* Exercise directions
The required answer is every line of the data containing the word "monomers".

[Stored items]
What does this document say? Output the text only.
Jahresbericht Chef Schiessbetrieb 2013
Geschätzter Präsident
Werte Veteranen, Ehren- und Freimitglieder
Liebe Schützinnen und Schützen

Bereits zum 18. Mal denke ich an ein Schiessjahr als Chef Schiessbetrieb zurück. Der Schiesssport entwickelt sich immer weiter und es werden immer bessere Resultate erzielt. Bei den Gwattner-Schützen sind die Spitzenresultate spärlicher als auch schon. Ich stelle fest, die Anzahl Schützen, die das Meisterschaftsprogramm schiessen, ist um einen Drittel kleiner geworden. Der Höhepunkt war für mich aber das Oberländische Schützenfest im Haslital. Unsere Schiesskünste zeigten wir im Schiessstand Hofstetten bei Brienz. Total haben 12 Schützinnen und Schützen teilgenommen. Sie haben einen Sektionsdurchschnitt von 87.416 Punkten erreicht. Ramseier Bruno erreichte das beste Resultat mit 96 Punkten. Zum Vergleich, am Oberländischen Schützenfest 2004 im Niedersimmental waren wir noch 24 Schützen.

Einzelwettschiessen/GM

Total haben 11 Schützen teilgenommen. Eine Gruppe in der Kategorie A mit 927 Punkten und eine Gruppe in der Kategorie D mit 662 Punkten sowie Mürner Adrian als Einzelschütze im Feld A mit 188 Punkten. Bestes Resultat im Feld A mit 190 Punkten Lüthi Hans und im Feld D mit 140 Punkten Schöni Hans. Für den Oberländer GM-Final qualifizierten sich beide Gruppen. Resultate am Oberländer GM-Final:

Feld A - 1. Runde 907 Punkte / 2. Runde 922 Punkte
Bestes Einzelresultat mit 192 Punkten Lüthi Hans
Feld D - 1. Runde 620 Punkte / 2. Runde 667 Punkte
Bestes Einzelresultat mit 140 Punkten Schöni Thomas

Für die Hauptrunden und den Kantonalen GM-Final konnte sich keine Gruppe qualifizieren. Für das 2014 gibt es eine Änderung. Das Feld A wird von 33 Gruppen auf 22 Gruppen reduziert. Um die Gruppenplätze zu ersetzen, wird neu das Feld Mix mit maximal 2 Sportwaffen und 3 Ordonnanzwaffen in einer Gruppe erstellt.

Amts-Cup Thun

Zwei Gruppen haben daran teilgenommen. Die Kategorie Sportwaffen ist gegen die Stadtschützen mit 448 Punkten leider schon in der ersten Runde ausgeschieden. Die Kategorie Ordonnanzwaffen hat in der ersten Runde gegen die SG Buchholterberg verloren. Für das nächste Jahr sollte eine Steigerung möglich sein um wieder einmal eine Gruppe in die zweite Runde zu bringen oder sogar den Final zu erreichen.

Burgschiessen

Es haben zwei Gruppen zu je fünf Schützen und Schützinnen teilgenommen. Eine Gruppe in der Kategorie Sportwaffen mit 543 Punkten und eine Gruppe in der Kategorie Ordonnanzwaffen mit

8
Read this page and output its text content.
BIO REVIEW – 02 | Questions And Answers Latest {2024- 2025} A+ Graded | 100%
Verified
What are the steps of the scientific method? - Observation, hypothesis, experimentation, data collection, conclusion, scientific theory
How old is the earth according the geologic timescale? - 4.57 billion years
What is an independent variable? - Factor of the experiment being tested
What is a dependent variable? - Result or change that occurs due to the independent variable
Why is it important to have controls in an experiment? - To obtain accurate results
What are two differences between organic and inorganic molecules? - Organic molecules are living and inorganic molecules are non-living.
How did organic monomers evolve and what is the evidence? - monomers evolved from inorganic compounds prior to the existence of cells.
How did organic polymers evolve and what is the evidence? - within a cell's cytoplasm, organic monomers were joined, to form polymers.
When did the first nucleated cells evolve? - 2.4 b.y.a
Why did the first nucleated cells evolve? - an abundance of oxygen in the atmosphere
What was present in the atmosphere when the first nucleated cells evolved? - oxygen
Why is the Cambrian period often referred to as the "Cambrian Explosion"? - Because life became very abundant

* Finished exercise
How did organic monomers evolve and what is the evidence? - monomers evolved from inorganic compounds prior to the existence of cells.
How did organic polymers evolve and what is the evidence? - within a cell's cytoplasm, organic monomers were joined, to form polymers.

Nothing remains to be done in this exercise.